▸ **Entries supplied**:

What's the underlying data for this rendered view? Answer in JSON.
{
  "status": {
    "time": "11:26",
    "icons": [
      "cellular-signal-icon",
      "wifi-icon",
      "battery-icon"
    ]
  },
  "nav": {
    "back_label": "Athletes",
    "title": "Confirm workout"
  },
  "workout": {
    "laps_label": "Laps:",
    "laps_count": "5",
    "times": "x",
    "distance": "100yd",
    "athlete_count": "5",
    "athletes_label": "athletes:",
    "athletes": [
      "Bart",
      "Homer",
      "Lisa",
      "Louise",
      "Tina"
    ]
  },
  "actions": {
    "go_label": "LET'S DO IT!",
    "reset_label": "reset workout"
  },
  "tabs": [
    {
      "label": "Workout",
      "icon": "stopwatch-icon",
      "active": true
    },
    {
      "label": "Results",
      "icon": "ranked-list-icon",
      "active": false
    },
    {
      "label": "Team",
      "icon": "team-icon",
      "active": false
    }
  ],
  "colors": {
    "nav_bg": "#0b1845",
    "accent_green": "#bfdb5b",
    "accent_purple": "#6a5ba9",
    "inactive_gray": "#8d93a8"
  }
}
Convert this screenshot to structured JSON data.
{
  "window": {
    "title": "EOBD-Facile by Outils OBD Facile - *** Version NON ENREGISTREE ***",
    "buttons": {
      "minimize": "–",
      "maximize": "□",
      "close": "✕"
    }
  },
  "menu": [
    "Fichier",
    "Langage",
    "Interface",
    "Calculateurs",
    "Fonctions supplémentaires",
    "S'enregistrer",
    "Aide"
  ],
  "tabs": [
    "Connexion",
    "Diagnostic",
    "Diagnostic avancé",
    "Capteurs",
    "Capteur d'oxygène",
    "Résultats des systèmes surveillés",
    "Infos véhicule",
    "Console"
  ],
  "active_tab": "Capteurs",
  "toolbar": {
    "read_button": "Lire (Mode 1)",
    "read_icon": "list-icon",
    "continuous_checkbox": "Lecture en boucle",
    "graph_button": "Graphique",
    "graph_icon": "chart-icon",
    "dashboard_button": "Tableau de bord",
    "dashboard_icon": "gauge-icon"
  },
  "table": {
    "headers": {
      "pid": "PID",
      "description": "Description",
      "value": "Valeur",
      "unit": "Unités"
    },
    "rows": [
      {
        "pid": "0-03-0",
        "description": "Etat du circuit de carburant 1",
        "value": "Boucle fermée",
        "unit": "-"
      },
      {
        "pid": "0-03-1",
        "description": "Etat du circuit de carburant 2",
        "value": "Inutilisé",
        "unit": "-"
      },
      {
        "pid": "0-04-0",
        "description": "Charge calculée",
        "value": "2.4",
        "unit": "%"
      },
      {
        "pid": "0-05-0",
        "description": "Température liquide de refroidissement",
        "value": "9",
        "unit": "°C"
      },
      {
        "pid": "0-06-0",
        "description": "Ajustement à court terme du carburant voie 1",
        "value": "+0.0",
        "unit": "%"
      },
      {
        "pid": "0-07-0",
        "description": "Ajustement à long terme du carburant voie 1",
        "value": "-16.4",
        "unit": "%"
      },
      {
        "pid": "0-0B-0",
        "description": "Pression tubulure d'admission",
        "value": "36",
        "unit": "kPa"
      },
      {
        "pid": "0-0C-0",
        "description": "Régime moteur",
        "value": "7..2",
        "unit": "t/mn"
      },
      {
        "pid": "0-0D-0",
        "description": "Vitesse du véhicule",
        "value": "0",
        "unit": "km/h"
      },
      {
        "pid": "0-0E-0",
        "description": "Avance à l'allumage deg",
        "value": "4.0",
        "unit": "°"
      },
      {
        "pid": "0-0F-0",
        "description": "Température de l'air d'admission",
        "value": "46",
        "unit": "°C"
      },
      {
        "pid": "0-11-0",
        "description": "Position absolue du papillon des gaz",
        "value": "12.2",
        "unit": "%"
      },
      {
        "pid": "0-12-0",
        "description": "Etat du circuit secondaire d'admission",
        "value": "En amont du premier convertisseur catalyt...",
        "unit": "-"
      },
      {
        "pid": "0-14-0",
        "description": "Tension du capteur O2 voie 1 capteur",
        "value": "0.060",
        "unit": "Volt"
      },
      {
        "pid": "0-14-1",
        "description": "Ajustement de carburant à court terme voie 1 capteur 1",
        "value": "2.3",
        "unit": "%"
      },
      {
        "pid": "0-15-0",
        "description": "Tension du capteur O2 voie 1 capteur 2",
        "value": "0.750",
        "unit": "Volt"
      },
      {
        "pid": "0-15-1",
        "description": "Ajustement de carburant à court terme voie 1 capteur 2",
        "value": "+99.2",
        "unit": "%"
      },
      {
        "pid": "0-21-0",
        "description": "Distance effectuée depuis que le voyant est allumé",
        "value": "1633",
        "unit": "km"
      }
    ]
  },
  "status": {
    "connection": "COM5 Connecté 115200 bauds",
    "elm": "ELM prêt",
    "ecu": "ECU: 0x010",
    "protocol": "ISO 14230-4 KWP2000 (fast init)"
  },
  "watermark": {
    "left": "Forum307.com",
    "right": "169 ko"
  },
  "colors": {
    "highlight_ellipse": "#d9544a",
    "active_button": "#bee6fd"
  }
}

▸ **Problem**: Could you quote the material above in full, exactly as it stands?

▸ **Result of the task**:
What's the underlying data for this rendered view? Answer in JSON.
{
  "status": {
    "time": "11:26",
    "icons": [
      "cellular-signal-icon",
      "wifi-icon",
      "battery-icon"
    ]
  },
  "nav": {
    "back_label": "Athletes",
    "title": "Confirm workout"
  },
  "workout": {
    "laps_label": "Laps:",
    "laps_count": "5",
    "times": "x",
    "distance": "100yd",
    "athlete_count": "5",
    "athletes_label": "athletes:",
    "athletes": [
      "Bart",
      "Homer",
      "Lisa",
      "Louise",
      "Tina"
    ]
  },
  "actions": {
    "go_label": "LET'S DO IT!",
    "reset_label": "reset workout"
  },
  "tabs": [
    {
      "label": "Workout",
      "icon": "stopwatch-icon",
      "active": true
    },
    {
      "label": "Results",
      "icon": "ranked-list-icon",
      "active": false
    },
    {
      "label": "Team",
      "icon": "team-icon",
      "active": false
    }
  ],
  "colors": {
    "nav_bg": "#0b1845",
    "accent_green": "#bfdb5b",
    "accent_purple": "#6a5ba9",
    "inactive_gray": "#8d93a8"
  }
}
Convert this screenshot to structured JSON data.
{
  "window": {
    "title": "EOBD-Facile by Outils OBD Facile - *** Version NON ENREGISTREE ***",
    "buttons": {
      "minimize": "–",
      "maximize": "□",
      "close": "✕"
    }
  },
  "menu": [
    "Fichier",
    "Langage",
    "Interface",
    "Calculateurs",
    "Fonctions supplémentaires",
    "S'enregistrer",
    "Aide"
  ],
  "tabs": [
    "Connexion",
    "Diagnostic",
    "Diagnostic avancé",
    "Capteurs",
    "Capteur d'oxygène",
    "Résultats des systèmes surveillés",
    "Infos véhicule",
    "Console"
  ],
  "active_tab": "Capteurs",
  "toolbar": {
    "read_button": "Lire (Mode 1)",
    "read_icon": "list-icon",
    "continuous_checkbox": "Lecture en boucle",
    "graph_button": "Graphique",
    "graph_icon": "chart-icon",
    "dashboard_button": "Tableau de bord",
    "dashboard_icon": "gauge-icon"
  },
  "table": {
    "headers": {
      "pid": "PID",
      "description": "Description",
      "value": "Valeur",
      "unit": "Unités"
    },
    "rows": [
      {
        "pid": "0-03-0",
        "description": "Etat du circuit de carburant 1",
        "value": "Boucle fermée",
        "unit": "-"
      },
      {
        "pid": "0-03-1",
        "description": "Etat du circuit de carburant 2",
        "value": "Inutilisé",
        "unit": "-"
      },
      {
        "pid": "0-04-0",
        "description": "Charge calculée",
        "value": "2.4",
        "unit": "%"
      },
      {
        "pid": "0-05-0",
        "description": "Température liquide de refroidissement",
        "value": "9",
        "unit": "°C"
      },
      {
        "pid": "0-06-0",
        "description": "Ajustement à court terme du carburant voie 1",
        "value": "+0.0",
        "unit": "%"
      },
      {
        "pid": "0-07-0",
        "description": "Ajustement à long terme du carburant voie 1",
        "value": "-16.4",
        "unit": "%"
      },
      {
        "pid": "0-0B-0",
        "description": "Pression tubulure d'admission",
        "value": "36",
        "unit": "kPa"
      },
      {
        "pid": "0-0C-0",
        "description": "Régime moteur",
        "value": "7..2",
        "unit": "t/mn"
      },
      {
        "pid": "0-0D-0",
        "description": "Vitesse du véhicule",
        "value": "0",
        "unit": "km/h"
      },
      {
        "pid": "0-0E-0",
        "description": "Avance à l'allumage deg",
        "value": "4.0",
        "unit": "°"
      },
      {
        "pid": "0-0F-0",
        "description": "Température de l'air d'admission",
        "value": "46",
        "unit": "°C"
      },
      {
        "pid": "0-11-0",
        "description": "Position absolue du papillon des gaz",
        "value": "12.2",
        "unit": "%"
      },
      {
        "pid": "0-12-0",
        "description": "Etat du circuit secondaire d'admission",
        "value": "En amont du premier convertisseur catalyt...",
        "unit": "-"
      },
      {
        "pid": "0-14-0",
        "description": "Tension du capteur O2 voie 1 capteur",
        "value": "0.060",
        "unit": "Volt"
      },
      {
        "pid": "0-14-1",
        "description": "Ajustement de carburant à court terme voie 1 capteur 1",
        "value": "2.3",
        "unit": "%"
      },
      {
        "pid": "0-15-0",
        "description": "Tension du capteur O2 voie 1 capteur 2",
        "value": "0.750",
        "unit": "Volt"
      },
      {
        "pid": "0-15-1",
        "description": "Ajustement de carburant à court terme voie 1 capteur 2",
        "value": "+99.2",
        "unit": "%"
      },
      {
        "pid": "0-21-0",
        "description": "Distance effectuée depuis que le voyant est allumé",
        "value": "1633",
        "unit": "km"
      }
    ]
  },
  "status": {
    "connection": "COM5 Connecté 115200 bauds",
    "elm": "ELM prêt",
    "ecu": "ECU: 0x010",
    "protocol": "ISO 14230-4 KWP2000 (fast init)"
  },
  "watermark": {
    "left": "Forum307.com",
    "right": "169 ko"
  },
  "colors": {
    "highlight_ellipse": "#d9544a",
    "active_button": "#bee6fd"
  }
}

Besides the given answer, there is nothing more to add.